## What to produce
Give every line of the material again, exactly as written.
---+---
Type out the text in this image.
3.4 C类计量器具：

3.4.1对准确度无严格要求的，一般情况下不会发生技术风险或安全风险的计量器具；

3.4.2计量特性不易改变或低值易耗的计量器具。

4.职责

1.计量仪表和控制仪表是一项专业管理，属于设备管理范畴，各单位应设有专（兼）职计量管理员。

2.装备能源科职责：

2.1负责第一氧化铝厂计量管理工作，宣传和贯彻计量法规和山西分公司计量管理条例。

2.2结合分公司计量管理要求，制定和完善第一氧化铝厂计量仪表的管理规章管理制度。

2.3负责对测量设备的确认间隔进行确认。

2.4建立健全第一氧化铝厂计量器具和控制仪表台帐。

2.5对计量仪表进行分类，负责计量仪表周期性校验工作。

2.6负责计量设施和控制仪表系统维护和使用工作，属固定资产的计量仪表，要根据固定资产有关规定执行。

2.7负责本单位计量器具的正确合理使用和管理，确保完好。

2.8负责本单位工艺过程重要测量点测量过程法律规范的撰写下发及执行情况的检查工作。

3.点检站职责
---+---
## Problem solution
Type out the text in this image.
3.4 C类计量器具：

3.4.1对准确度无严格要求的，一般情况下不会发生技术风险或安全风险的计量器具；

3.4.2计量特性不易改变或低值易耗的计量器具。

4.职责

1.计量仪表和控制仪表是一项专业管理，属于设备管理范畴，各单位应设有专（兼）职计量管理员。

2.装备能源科职责：

2.1负责第一氧化铝厂计量管理工作，宣传和贯彻计量法规和山西分公司计量管理条例。

2.2结合分公司计量管理要求，制定和完善第一氧化铝厂计量仪表的管理规章管理制度。

2.3负责对测量设备的确认间隔进行确认。

2.4建立健全第一氧化铝厂计量器具和控制仪表台帐。

2.5对计量仪表进行分类，负责计量仪表周期性校验工作。

2.6负责计量设施和控制仪表系统维护和使用工作，属固定资产的计量仪表，要根据固定资产有关规定执行。

2.7负责本单位计量器具的正确合理使用和管理，确保完好。

2.8负责本单位工艺过程重要测量点测量过程法律规范的撰写下发及执行情况的检查工作。

3.点检站职责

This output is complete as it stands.